▶ _Given task_
Word for word, copy all the data and drop the pictures.

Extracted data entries
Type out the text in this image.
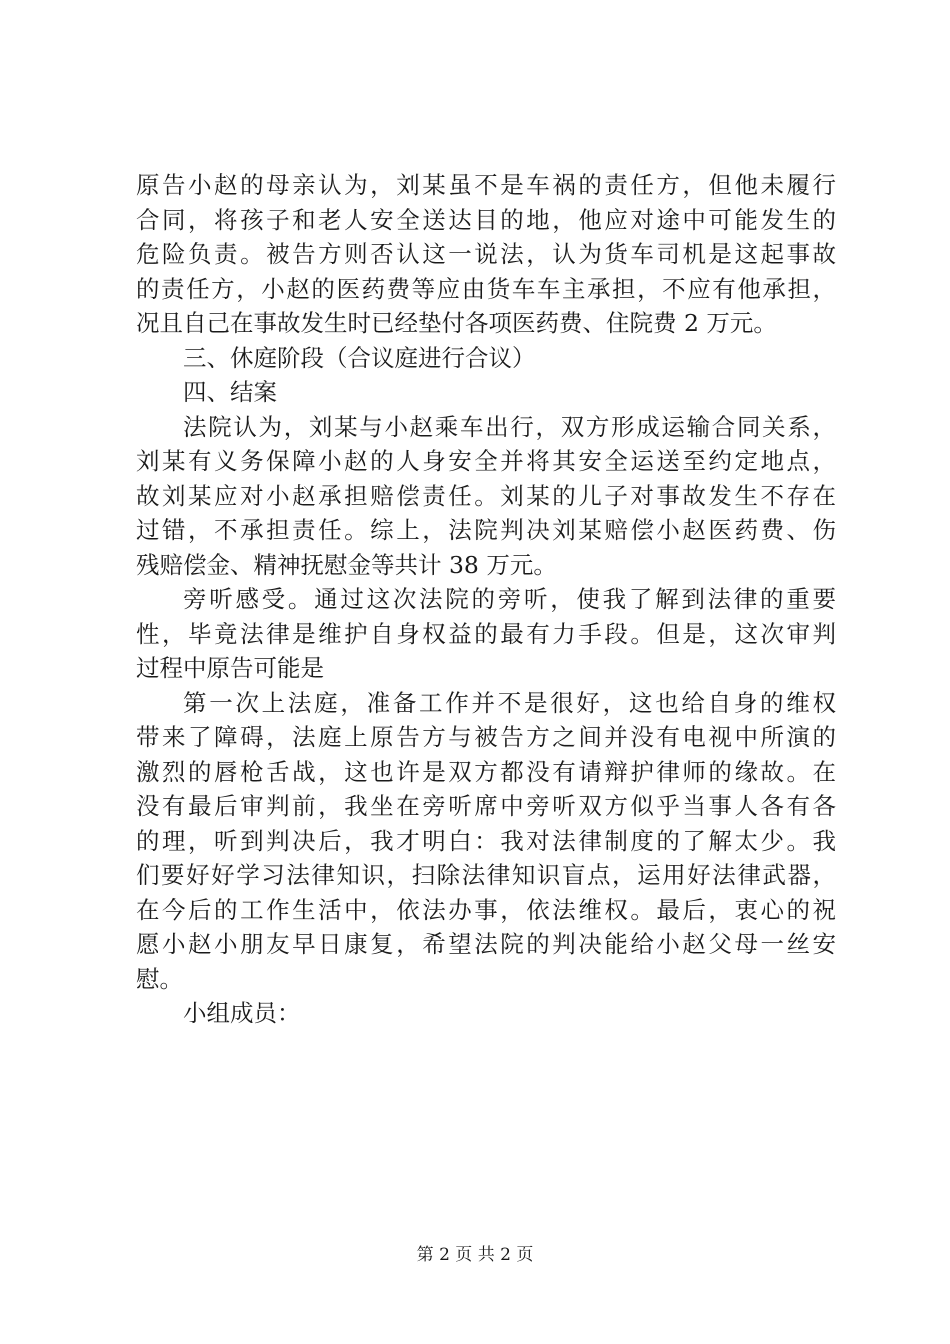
原告小赵的母亲认为，刘某虽不是车祸的责任方，但他未履行
合同，将孩子和老人安全送达目的地，他应对途中可能发生的
危险负责。被告方则否认这一说法，认为货车司机是这起事故
的责任方，小赵的医药费等应由货车车主承担，不应有他承担，
况且自己在事故发生时已经垫付各项医药费、住院费 2 万元。
三、休庭阶段（合议庭进行合议）
四、结案
法院认为，刘某与小赵乘车出行，双方形成运输合同关系，
刘某有义务保障小赵的人身安全并将其安全运送至约定地点，
故刘某应对小赵承担赔偿责任。刘某的儿子对事故发生不存在
过错，不承担责任。综上，法院判决刘某赔偿小赵医药费、伤
残赔偿金、精神抚慰金等共计 38 万元。
旁听感受。通过这次法院的旁听，使我了解到法律的重要
性，毕竟法律是维护自身权益的最有力手段。但是，这次审判
过程中原告可能是
第一次上法庭，准备工作并不是很好，这也给自身的维权
带来了障碍，法庭上原告方与被告方之间并没有电视中所演的
激烈的唇枪舌战，这也许是双方都没有请辩护律师的缘故。在
没有最后审判前，我坐在旁听席中旁听双方似乎当事人各有各
的理，听到判决后，我才明白：我对法律制度的了解太少。我
们要好好学习法律知识，扫除法律知识盲点，运用好法律武器，
在今后的工作生活中，依法办事，依法维权。最后，衷心的祝
愿小赵小朋友早日康复，希望法院的判决能给小赵父母一丝安
慰。
小组成员：
第 2 页 共 2 页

▶ _Output for this exercise_
Type out the text in this image.
原告小赵的母亲认为，刘某虽不是车祸的责任方，但他未履行
合同，将孩子和老人安全送达目的地，他应对途中可能发生的
危险负责。被告方则否认这一说法，认为货车司机是这起事故
的责任方，小赵的医药费等应由货车车主承担，不应有他承担，
况且自己在事故发生时已经垫付各项医药费、住院费 2 万元。
三、休庭阶段（合议庭进行合议）
四、结案
法院认为，刘某与小赵乘车出行，双方形成运输合同关系，
刘某有义务保障小赵的人身安全并将其安全运送至约定地点，
故刘某应对小赵承担赔偿责任。刘某的儿子对事故发生不存在
过错，不承担责任。综上，法院判决刘某赔偿小赵医药费、伤
残赔偿金、精神抚慰金等共计 38 万元。
旁听感受。通过这次法院的旁听，使我了解到法律的重要
性，毕竟法律是维护自身权益的最有力手段。但是，这次审判
过程中原告可能是
第一次上法庭，准备工作并不是很好，这也给自身的维权
带来了障碍，法庭上原告方与被告方之间并没有电视中所演的
激烈的唇枪舌战，这也许是双方都没有请辩护律师的缘故。在
没有最后审判前，我坐在旁听席中旁听双方似乎当事人各有各
的理，听到判决后，我才明白：我对法律制度的了解太少。我
们要好好学习法律知识，扫除法律知识盲点，运用好法律武器，
在今后的工作生活中，依法办事，依法维权。最后，衷心的祝
愿小赵小朋友早日康复，希望法院的判决能给小赵父母一丝安
慰。
小组成员：
第 2 页 共 2 页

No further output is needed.